**Short problem:** Pull each line holding the word "structured" from the data.
━━━━━ Data provided ━━━━━
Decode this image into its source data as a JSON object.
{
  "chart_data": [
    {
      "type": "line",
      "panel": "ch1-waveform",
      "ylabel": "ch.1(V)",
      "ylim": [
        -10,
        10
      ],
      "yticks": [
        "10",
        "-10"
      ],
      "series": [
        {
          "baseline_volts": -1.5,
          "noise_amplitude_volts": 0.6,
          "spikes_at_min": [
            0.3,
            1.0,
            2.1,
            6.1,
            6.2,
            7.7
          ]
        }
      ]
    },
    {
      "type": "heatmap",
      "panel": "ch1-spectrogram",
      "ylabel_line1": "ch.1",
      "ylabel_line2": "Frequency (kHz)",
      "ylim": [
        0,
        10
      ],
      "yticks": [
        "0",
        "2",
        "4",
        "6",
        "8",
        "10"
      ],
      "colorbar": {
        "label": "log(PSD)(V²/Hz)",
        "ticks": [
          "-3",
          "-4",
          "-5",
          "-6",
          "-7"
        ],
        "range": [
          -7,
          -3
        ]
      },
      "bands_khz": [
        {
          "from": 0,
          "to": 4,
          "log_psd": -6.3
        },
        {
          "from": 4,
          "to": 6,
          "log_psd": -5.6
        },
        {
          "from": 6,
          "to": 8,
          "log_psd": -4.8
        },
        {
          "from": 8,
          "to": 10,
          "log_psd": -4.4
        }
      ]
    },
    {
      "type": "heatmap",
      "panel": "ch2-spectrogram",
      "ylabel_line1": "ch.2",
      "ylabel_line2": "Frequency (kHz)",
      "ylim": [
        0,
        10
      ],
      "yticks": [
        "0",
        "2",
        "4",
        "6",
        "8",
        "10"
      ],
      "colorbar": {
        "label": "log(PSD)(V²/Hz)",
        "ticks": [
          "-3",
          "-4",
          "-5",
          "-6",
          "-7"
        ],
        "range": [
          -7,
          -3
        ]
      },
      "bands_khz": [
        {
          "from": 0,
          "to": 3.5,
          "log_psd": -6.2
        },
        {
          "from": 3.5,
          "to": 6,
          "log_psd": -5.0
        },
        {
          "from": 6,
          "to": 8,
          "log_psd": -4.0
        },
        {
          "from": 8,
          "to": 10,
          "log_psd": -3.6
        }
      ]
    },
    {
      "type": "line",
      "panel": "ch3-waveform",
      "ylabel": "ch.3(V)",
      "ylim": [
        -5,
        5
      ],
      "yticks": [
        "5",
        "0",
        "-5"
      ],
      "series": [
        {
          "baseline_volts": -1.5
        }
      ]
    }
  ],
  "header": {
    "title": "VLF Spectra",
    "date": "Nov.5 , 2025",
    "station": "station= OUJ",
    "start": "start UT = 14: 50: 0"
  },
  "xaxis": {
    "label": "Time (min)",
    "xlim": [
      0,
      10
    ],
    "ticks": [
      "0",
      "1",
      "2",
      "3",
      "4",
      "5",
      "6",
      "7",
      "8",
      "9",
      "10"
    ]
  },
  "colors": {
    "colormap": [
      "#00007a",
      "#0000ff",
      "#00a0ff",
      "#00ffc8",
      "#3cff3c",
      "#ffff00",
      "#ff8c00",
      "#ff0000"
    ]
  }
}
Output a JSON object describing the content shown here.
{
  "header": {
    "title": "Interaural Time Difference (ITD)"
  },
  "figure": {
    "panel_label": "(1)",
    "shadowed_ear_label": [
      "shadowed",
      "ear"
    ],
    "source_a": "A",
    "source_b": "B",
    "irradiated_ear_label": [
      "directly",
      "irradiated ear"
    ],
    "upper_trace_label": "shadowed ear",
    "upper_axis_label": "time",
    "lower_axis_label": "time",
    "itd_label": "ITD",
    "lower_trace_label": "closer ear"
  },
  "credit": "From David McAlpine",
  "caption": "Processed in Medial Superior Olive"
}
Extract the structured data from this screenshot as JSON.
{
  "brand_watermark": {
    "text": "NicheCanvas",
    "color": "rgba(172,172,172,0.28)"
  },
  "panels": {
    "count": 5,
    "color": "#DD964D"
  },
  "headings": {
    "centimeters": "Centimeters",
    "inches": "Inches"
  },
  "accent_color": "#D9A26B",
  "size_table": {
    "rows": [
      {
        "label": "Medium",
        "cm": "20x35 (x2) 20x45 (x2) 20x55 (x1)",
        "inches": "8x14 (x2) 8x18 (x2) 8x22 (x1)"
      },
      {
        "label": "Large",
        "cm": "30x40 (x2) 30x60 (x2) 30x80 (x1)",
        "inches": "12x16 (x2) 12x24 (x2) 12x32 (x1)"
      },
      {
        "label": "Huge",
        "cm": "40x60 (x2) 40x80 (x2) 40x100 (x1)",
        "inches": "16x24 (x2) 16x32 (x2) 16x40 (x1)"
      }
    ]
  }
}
━━━━━
━━━━━ Data provided ━━━━━
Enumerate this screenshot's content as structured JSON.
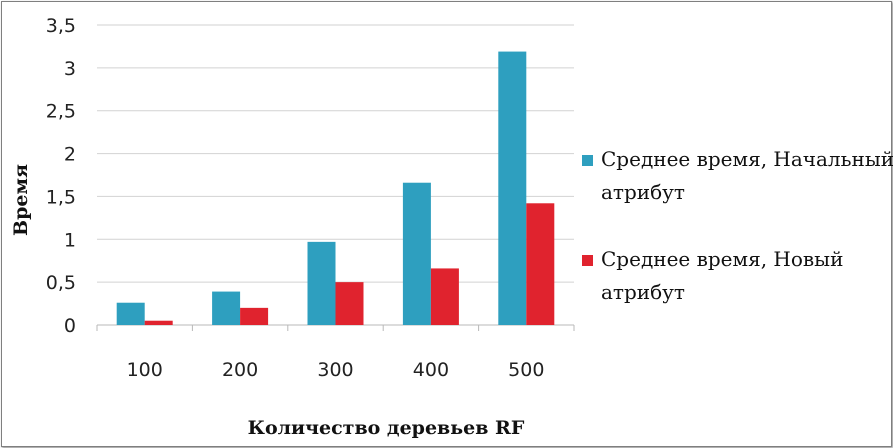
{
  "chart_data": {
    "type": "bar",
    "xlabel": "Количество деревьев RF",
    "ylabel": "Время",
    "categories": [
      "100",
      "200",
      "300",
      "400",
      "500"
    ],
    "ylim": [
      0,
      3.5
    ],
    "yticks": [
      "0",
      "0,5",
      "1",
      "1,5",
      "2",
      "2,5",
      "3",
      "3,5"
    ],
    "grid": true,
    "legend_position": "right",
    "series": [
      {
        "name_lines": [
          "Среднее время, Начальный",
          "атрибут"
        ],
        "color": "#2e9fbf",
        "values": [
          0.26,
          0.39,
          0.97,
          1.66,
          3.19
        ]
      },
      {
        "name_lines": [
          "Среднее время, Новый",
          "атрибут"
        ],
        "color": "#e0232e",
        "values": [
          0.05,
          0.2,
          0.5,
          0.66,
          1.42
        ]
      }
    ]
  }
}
━━━━━
**Full output:**
Extract the structured data from this screenshot as JSON.
Enumerate this screenshot's content as structured JSON.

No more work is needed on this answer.